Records
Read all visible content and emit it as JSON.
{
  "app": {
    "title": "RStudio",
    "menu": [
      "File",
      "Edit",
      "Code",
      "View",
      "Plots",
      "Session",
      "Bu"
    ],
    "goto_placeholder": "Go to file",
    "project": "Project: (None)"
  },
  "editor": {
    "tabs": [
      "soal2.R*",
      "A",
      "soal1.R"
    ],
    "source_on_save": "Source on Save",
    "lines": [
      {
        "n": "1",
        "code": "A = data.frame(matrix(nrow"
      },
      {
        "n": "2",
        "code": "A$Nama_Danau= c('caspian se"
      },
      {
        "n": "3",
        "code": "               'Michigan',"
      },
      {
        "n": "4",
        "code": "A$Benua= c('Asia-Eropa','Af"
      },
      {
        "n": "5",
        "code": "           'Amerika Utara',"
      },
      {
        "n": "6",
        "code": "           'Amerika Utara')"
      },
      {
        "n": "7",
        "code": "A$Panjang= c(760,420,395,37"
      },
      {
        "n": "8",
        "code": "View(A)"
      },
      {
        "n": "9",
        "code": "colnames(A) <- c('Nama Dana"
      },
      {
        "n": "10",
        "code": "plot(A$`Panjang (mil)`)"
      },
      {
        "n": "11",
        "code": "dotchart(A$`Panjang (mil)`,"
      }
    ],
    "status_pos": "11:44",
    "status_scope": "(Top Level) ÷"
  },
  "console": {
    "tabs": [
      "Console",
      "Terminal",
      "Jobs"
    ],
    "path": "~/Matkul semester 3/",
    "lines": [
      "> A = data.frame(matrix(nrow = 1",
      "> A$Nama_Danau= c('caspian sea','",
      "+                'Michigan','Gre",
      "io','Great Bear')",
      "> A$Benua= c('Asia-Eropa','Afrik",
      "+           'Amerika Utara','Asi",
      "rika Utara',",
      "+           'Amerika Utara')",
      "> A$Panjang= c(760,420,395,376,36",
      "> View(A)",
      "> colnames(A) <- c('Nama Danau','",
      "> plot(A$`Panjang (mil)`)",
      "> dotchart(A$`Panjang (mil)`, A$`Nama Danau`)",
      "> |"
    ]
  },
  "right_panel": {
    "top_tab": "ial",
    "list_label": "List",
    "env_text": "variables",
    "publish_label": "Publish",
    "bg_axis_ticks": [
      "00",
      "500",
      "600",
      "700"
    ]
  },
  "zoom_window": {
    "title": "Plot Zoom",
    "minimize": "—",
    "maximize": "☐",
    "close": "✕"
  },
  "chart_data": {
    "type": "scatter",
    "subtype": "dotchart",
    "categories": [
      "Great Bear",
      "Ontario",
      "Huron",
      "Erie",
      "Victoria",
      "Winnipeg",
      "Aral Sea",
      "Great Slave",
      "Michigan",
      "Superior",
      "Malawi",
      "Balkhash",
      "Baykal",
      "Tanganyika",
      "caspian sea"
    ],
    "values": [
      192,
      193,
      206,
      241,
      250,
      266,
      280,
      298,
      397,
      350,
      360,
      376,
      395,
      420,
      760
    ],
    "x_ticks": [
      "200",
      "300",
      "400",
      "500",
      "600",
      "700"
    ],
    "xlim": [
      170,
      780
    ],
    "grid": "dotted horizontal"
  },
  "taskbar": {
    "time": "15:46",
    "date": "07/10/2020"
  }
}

SET TASK:
Can you reproduce all the material exactly?

TASK RESPONSE:
Read all visible content and emit it as JSON.
{
  "app": {
    "title": "RStudio",
    "menu": [
      "File",
      "Edit",
      "Code",
      "View",
      "Plots",
      "Session",
      "Bu"
    ],
    "goto_placeholder": "Go to file",
    "project": "Project: (None)"
  },
  "editor": {
    "tabs": [
      "soal2.R*",
      "A",
      "soal1.R"
    ],
    "source_on_save": "Source on Save",
    "lines": [
      {
        "n": "1",
        "code": "A = data.frame(matrix(nrow"
      },
      {
        "n": "2",
        "code": "A$Nama_Danau= c('caspian se"
      },
      {
        "n": "3",
        "code": "               'Michigan',"
      },
      {
        "n": "4",
        "code": "A$Benua= c('Asia-Eropa','Af"
      },
      {
        "n": "5",
        "code": "           'Amerika Utara',"
      },
      {
        "n": "6",
        "code": "           'Amerika Utara')"
      },
      {
        "n": "7",
        "code": "A$Panjang= c(760,420,395,37"
      },
      {
        "n": "8",
        "code": "View(A)"
      },
      {
        "n": "9",
        "code": "colnames(A) <- c('Nama Dana"
      },
      {
        "n": "10",
        "code": "plot(A$`Panjang (mil)`)"
      },
      {
        "n": "11",
        "code": "dotchart(A$`Panjang (mil)`,"
      }
    ],
    "status_pos": "11:44",
    "status_scope": "(Top Level) ÷"
  },
  "console": {
    "tabs": [
      "Console",
      "Terminal",
      "Jobs"
    ],
    "path": "~/Matkul semester 3/",
    "lines": [
      "> A = data.frame(matrix(nrow = 1",
      "> A$Nama_Danau= c('caspian sea','",
      "+                'Michigan','Gre",
      "io','Great Bear')",
      "> A$Benua= c('Asia-Eropa','Afrik",
      "+           'Amerika Utara','Asi",
      "rika Utara',",
      "+           'Amerika Utara')",
      "> A$Panjang= c(760,420,395,376,36",
      "> View(A)",
      "> colnames(A) <- c('Nama Danau','",
      "> plot(A$`Panjang (mil)`)",
      "> dotchart(A$`Panjang (mil)`, A$`Nama Danau`)",
      "> |"
    ]
  },
  "right_panel": {
    "top_tab": "ial",
    "list_label": "List",
    "env_text": "variables",
    "publish_label": "Publish",
    "bg_axis_ticks": [
      "00",
      "500",
      "600",
      "700"
    ]
  },
  "zoom_window": {
    "title": "Plot Zoom",
    "minimize": "—",
    "maximize": "☐",
    "close": "✕"
  },
  "chart_data": {
    "type": "scatter",
    "subtype": "dotchart",
    "categories": [
      "Great Bear",
      "Ontario",
      "Huron",
      "Erie",
      "Victoria",
      "Winnipeg",
      "Aral Sea",
      "Great Slave",
      "Michigan",
      "Superior",
      "Malawi",
      "Balkhash",
      "Baykal",
      "Tanganyika",
      "caspian sea"
    ],
    "values": [
      192,
      193,
      206,
      241,
      250,
      266,
      280,
      298,
      397,
      350,
      360,
      376,
      395,
      420,
      760
    ],
    "x_ticks": [
      "200",
      "300",
      "400",
      "500",
      "600",
      "700"
    ],
    "xlim": [
      170,
      780
    ],
    "grid": "dotted horizontal"
  },
  "taskbar": {
    "time": "15:46",
    "date": "07/10/2020"
  }
}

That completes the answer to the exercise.